— START Task data —

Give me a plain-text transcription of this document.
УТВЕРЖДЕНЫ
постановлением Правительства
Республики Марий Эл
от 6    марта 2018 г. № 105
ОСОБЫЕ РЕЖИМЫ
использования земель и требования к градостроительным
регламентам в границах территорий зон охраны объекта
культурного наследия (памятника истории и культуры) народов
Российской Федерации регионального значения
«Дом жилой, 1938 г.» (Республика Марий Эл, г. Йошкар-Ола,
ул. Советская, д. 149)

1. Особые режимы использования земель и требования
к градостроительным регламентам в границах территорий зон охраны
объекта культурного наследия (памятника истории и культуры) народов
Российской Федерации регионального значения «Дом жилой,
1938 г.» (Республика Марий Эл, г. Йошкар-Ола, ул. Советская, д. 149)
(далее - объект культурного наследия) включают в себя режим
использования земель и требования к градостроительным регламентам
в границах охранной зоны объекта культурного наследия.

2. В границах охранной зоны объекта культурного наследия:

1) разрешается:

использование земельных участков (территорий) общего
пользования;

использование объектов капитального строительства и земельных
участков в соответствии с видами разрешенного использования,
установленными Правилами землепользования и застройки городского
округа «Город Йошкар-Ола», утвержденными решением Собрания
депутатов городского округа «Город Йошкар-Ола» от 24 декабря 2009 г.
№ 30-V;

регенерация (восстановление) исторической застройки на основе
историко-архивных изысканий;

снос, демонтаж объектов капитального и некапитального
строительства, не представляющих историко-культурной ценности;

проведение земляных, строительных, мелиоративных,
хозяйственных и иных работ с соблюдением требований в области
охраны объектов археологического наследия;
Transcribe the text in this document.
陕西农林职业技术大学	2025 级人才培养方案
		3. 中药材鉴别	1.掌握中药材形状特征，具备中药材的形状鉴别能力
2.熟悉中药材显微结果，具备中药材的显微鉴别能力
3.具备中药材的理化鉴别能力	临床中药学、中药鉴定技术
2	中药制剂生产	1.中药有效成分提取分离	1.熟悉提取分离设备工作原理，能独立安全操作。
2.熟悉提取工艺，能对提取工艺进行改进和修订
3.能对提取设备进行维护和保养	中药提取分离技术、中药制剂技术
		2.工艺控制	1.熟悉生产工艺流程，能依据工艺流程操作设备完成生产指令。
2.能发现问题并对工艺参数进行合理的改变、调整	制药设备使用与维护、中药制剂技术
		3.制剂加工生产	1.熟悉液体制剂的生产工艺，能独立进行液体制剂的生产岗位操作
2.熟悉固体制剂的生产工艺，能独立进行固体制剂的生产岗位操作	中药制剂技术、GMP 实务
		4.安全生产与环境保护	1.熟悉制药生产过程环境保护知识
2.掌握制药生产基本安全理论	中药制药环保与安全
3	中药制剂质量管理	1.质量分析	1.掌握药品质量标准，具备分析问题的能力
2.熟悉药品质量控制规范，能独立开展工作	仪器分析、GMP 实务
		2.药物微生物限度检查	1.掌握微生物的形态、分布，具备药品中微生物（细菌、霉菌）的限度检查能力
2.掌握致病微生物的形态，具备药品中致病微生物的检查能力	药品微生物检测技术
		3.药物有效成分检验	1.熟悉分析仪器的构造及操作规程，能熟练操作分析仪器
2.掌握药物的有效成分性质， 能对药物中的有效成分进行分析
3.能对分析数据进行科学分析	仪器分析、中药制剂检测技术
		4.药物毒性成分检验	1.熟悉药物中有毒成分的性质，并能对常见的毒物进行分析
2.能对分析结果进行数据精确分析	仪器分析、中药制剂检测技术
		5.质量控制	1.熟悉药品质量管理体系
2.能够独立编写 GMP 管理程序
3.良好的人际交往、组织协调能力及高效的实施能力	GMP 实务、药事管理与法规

— END Task data —

#### Direction
Return all lines with the word "градостроительным" in them.

#### Result
использования земель и требования к градостроительным
к градостроительным регламентам в границах территорий зон охраны
использования земель и требования к градостроительным регламентам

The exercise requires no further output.